Working data:
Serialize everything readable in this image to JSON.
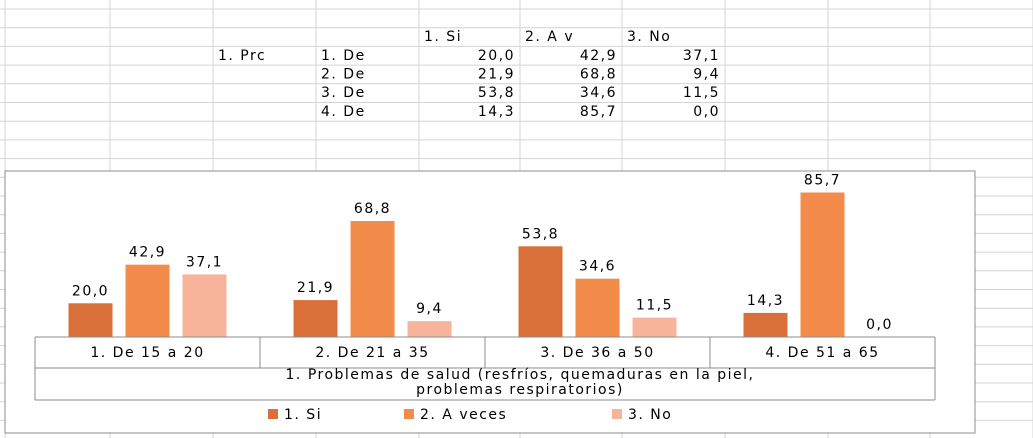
{
  "table": {
    "rows": [
      [
        "1. Si",
        "2. A v",
        "3. No"
      ],
      [
        "1. Prc",
        "1. De",
        "20,0",
        "42,9",
        "37,1"
      ],
      [
        "2. De",
        "21,9",
        "68,8",
        "9,4"
      ],
      [
        "3. De",
        "53,8",
        "34,6",
        "11,5"
      ],
      [
        "4. De",
        "14,3",
        "85,7",
        "0,0"
      ]
    ]
  },
  "chart_data": {
    "type": "bar",
    "categories": [
      "1. De 15 a 20",
      "2. De 21 a 35",
      "3. De 36 a 50",
      "4. De 51 a 65"
    ],
    "x_label": "1. Problemas de salud (resfríos, quemaduras en la piel, problemas respiratorios)",
    "ylim": [
      0,
      100
    ],
    "legend": "bottom",
    "series": [
      {
        "name": "1. Si",
        "color": "#d9703a",
        "values": [
          20.0,
          21.9,
          53.8,
          14.3
        ],
        "value_labels": [
          "20,0",
          "21,9",
          "53,8",
          "14,3"
        ]
      },
      {
        "name": "2. A veces",
        "color": "#f38b4a",
        "values": [
          42.9,
          68.8,
          34.6,
          85.7
        ],
        "value_labels": [
          "42,9",
          "68,8",
          "34,6",
          "85,7"
        ]
      },
      {
        "name": "3. No",
        "color": "#f7b49b",
        "values": [
          37.1,
          9.4,
          11.5,
          0.0
        ],
        "value_labels": [
          "37,1",
          "9,4",
          "11,5",
          "0,0"
        ]
      }
    ]
  }
}
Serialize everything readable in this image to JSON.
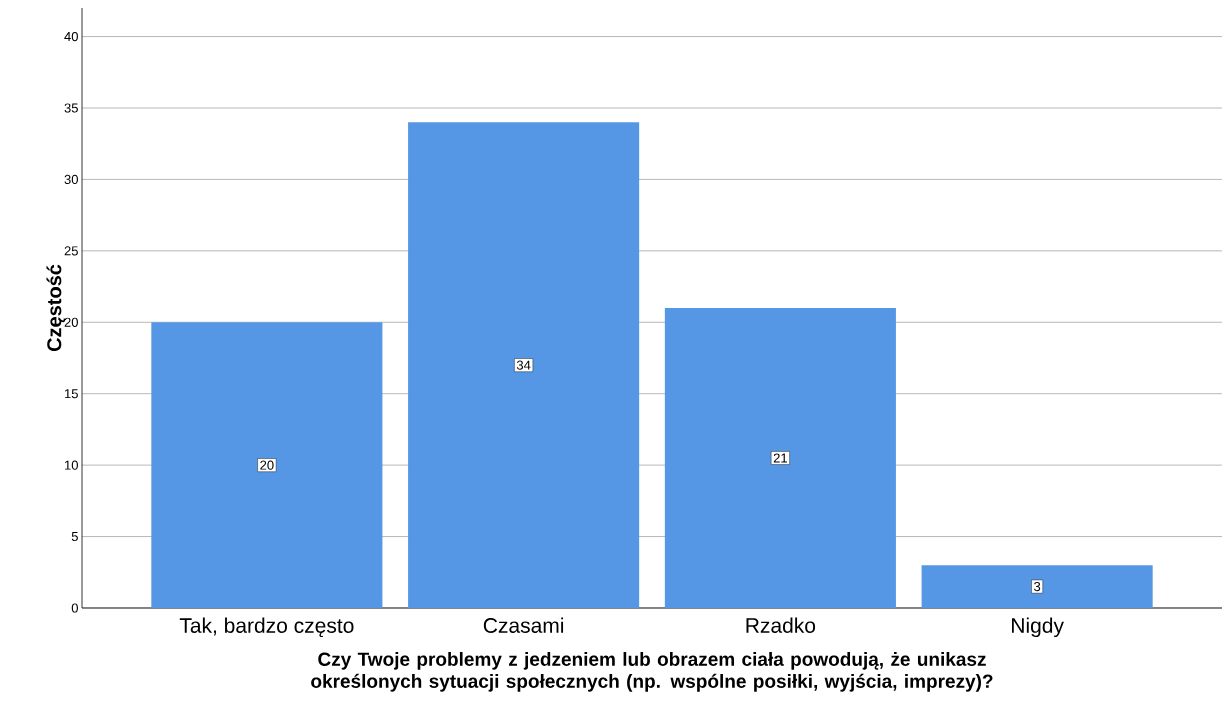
{
  "chart_data": {
    "type": "bar",
    "xlabel": "Czy Twoje problemy z jedzeniem lub obrazem ciała powodują, że unikasz określonych sytuacji społecznych (np. wspólne posiłki, wyjścia, imprezy)?",
    "ylabel": "Częstość",
    "categories": [
      "Tak, bardzo często",
      "Czasami",
      "Rzadko",
      "Nigdy"
    ],
    "values": [
      20,
      34,
      21,
      3
    ],
    "color": "#5597e5",
    "ylim": [
      0,
      42
    ],
    "yticks": [
      0,
      5,
      10,
      15,
      20,
      25,
      30,
      35,
      40
    ],
    "grid": "y",
    "data_labels": true
  }
}
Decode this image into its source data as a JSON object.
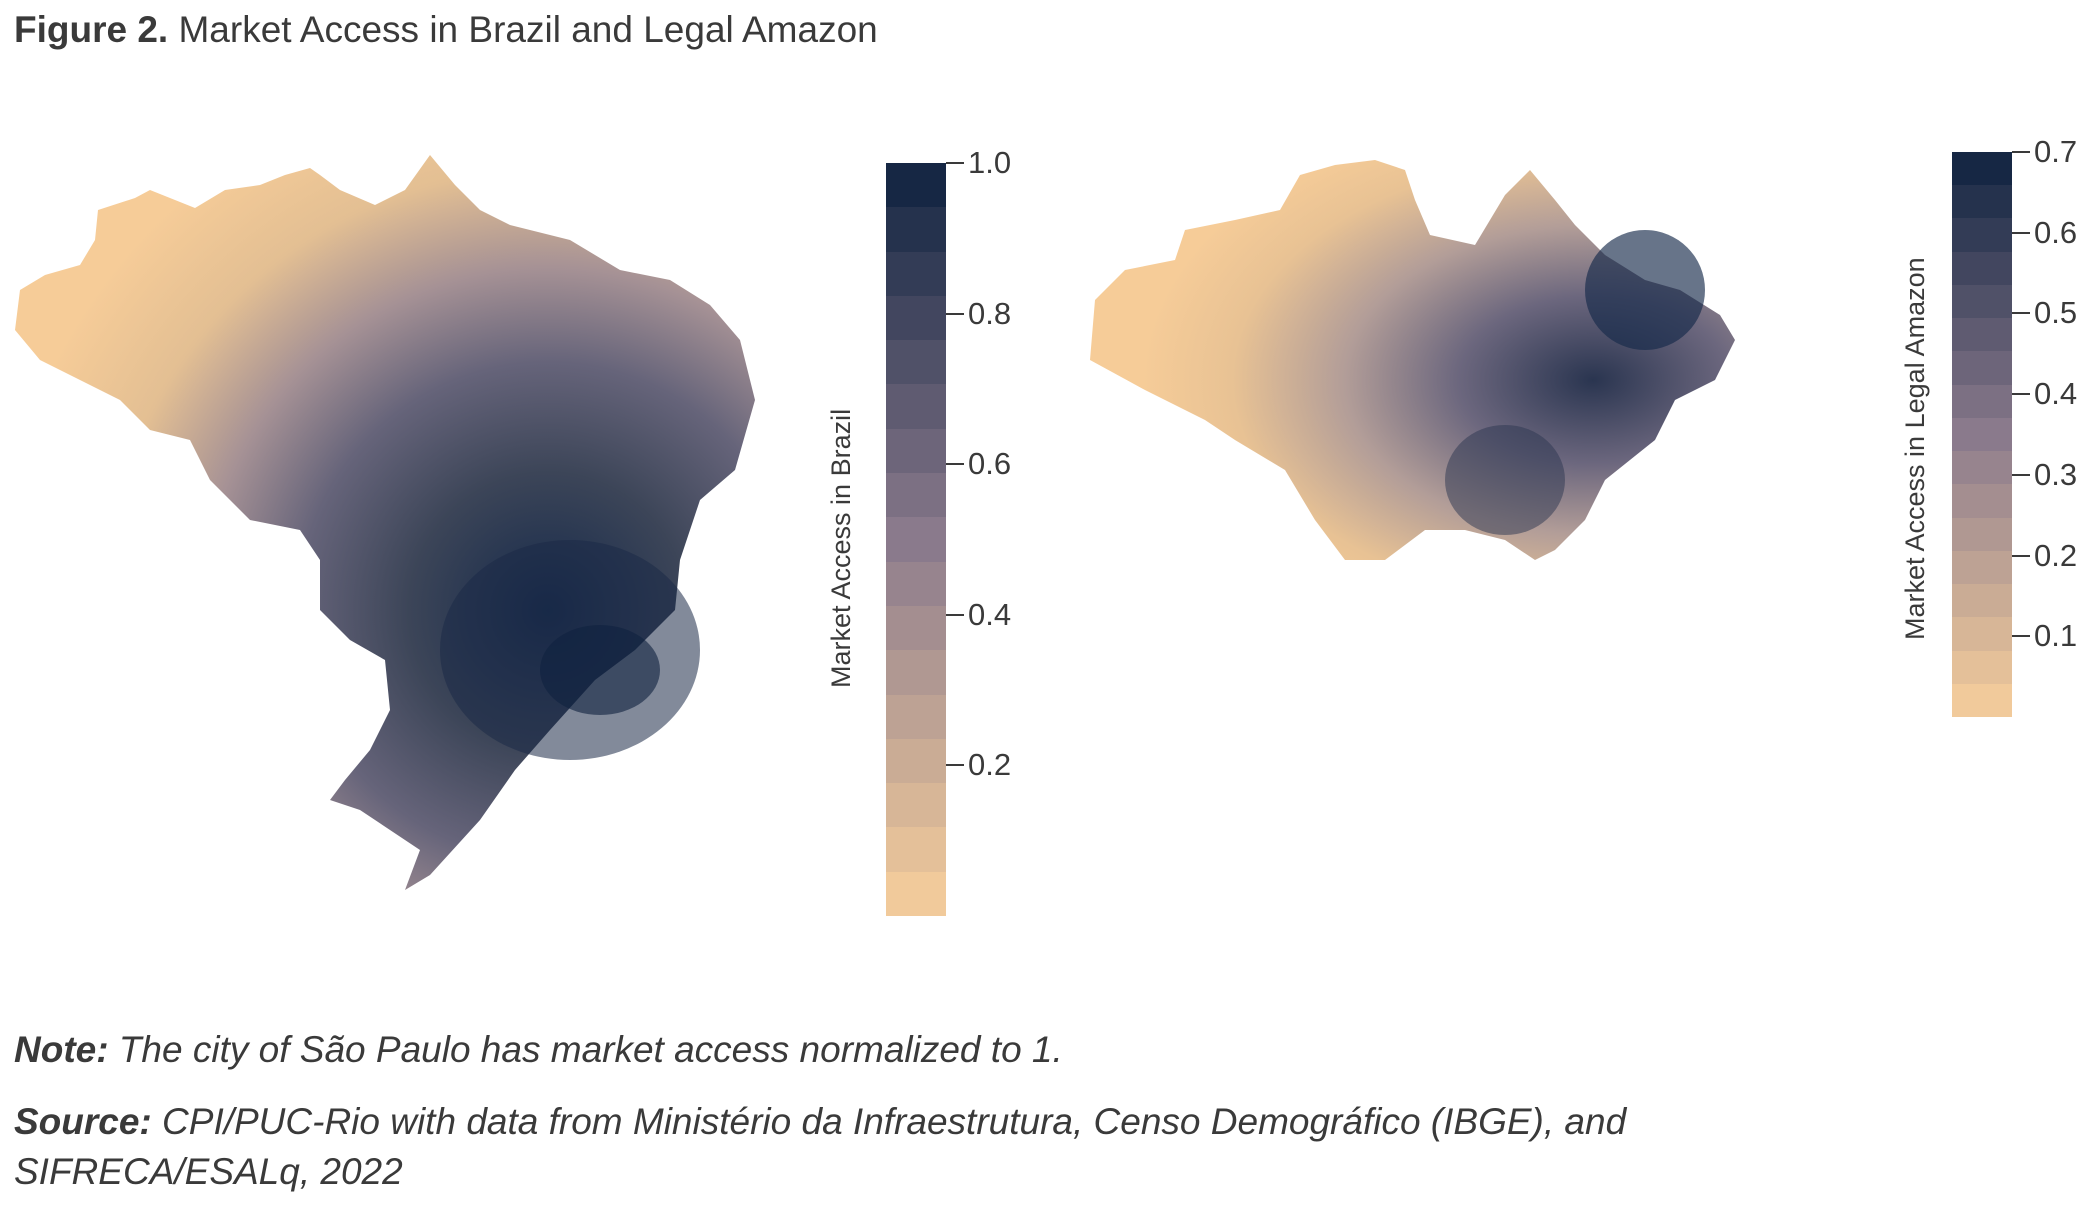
{
  "figure": {
    "label": "Figure 2.",
    "title": "Market Access in Brazil and Legal Amazon"
  },
  "maps": [
    {
      "id": "brazil",
      "colorbar": {
        "label": "Market Access in Brazil",
        "min": 0,
        "max": 1.0,
        "ticks": [
          "1.0",
          "0.8",
          "0.6",
          "0.4",
          "0.2"
        ],
        "tick_values": [
          1.0,
          0.8,
          0.6,
          0.4,
          0.2
        ],
        "steps": 17
      }
    },
    {
      "id": "legal-amazon",
      "colorbar": {
        "label": "Market Access in Legal Amazon",
        "min": 0,
        "max": 0.7,
        "ticks": [
          "0.7",
          "0.6",
          "0.5",
          "0.4",
          "0.3",
          "0.2",
          "0.1"
        ],
        "tick_values": [
          0.7,
          0.6,
          0.5,
          0.4,
          0.3,
          0.2,
          0.1
        ],
        "steps": 17
      }
    }
  ],
  "colors": {
    "low": "#f7cf9c",
    "mid": "#8a7a8c",
    "high": "#0f2240"
  },
  "note": {
    "label": "Note:",
    "text": "The city of São Paulo has market access normalized to 1."
  },
  "source": {
    "label": "Source:",
    "text": "CPI/PUC-Rio with data from Ministério da Infraestrutura, Censo Demográfico (IBGE), and SIFRECA/ESALq, 2022"
  }
}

Set problem: Write the listing out a second time exactly, dropping all images.

The response:
Serialize everything readable in this image to JSON.
{
  "table": {
    "rows": [
      [
        "1. Si",
        "2. A v",
        "3. No"
      ],
      [
        "1. Prc",
        "1. De",
        "20,0",
        "42,9",
        "37,1"
      ],
      [
        "2. De",
        "21,9",
        "68,8",
        "9,4"
      ],
      [
        "3. De",
        "53,8",
        "34,6",
        "11,5"
      ],
      [
        "4. De",
        "14,3",
        "85,7",
        "0,0"
      ]
    ]
  },
  "chart_data": {
    "type": "bar",
    "categories": [
      "1. De 15 a 20",
      "2. De 21 a 35",
      "3. De 36 a 50",
      "4. De 51 a 65"
    ],
    "x_label": "1. Problemas de salud (resfríos, quemaduras en la piel, problemas respiratorios)",
    "ylim": [
      0,
      100
    ],
    "legend": "bottom",
    "series": [
      {
        "name": "1. Si",
        "color": "#d9703a",
        "values": [
          20.0,
          21.9,
          53.8,
          14.3
        ],
        "value_labels": [
          "20,0",
          "21,9",
          "53,8",
          "14,3"
        ]
      },
      {
        "name": "2. A veces",
        "color": "#f38b4a",
        "values": [
          42.9,
          68.8,
          34.6,
          85.7
        ],
        "value_labels": [
          "42,9",
          "68,8",
          "34,6",
          "85,7"
        ]
      },
      {
        "name": "3. No",
        "color": "#f7b49b",
        "values": [
          37.1,
          9.4,
          11.5,
          0.0
        ],
        "value_labels": [
          "37,1",
          "9,4",
          "11,5",
          "0,0"
        ]
      }
    ]
  }
}
Serialize everything readable in this image to JSON.
{
  "chart_data": {
    "type": "bar",
    "xlabel": "Czy Twoje problemy z jedzeniem lub obrazem ciała powodują, że unikasz określonych sytuacji społecznych (np. wspólne posiłki, wyjścia, imprezy)?",
    "ylabel": "Częstość",
    "categories": [
      "Tak, bardzo często",
      "Czasami",
      "Rzadko",
      "Nigdy"
    ],
    "values": [
      20,
      34,
      21,
      3
    ],
    "color": "#5597e5",
    "ylim": [
      0,
      42
    ],
    "yticks": [
      0,
      5,
      10,
      15,
      20,
      25,
      30,
      35,
      40
    ],
    "grid": "y",
    "data_labels": true
  }
}
Decode this image into its source data as a JSON object.
{
  "figure": {
    "label": "Figure 2.",
    "title": "Market Access in Brazil and Legal Amazon"
  },
  "maps": [
    {
      "id": "brazil",
      "colorbar": {
        "label": "Market Access in Brazil",
        "min": 0,
        "max": 1.0,
        "ticks": [
          "1.0",
          "0.8",
          "0.6",
          "0.4",
          "0.2"
        ],
        "tick_values": [
          1.0,
          0.8,
          0.6,
          0.4,
          0.2
        ],
        "steps": 17
      }
    },
    {
      "id": "legal-amazon",
      "colorbar": {
        "label": "Market Access in Legal Amazon",
        "min": 0,
        "max": 0.7,
        "ticks": [
          "0.7",
          "0.6",
          "0.5",
          "0.4",
          "0.3",
          "0.2",
          "0.1"
        ],
        "tick_values": [
          0.7,
          0.6,
          0.5,
          0.4,
          0.3,
          0.2,
          0.1
        ],
        "steps": 17
      }
    }
  ],
  "colors": {
    "low": "#f7cf9c",
    "mid": "#8a7a8c",
    "high": "#0f2240"
  },
  "note": {
    "label": "Note:",
    "text": "The city of São Paulo has market access normalized to 1."
  },
  "source": {
    "label": "Source:",
    "text": "CPI/PUC-Rio with data from Ministério da Infraestrutura, Censo Demográfico (IBGE), and SIFRECA/ESALq, 2022"
  }
}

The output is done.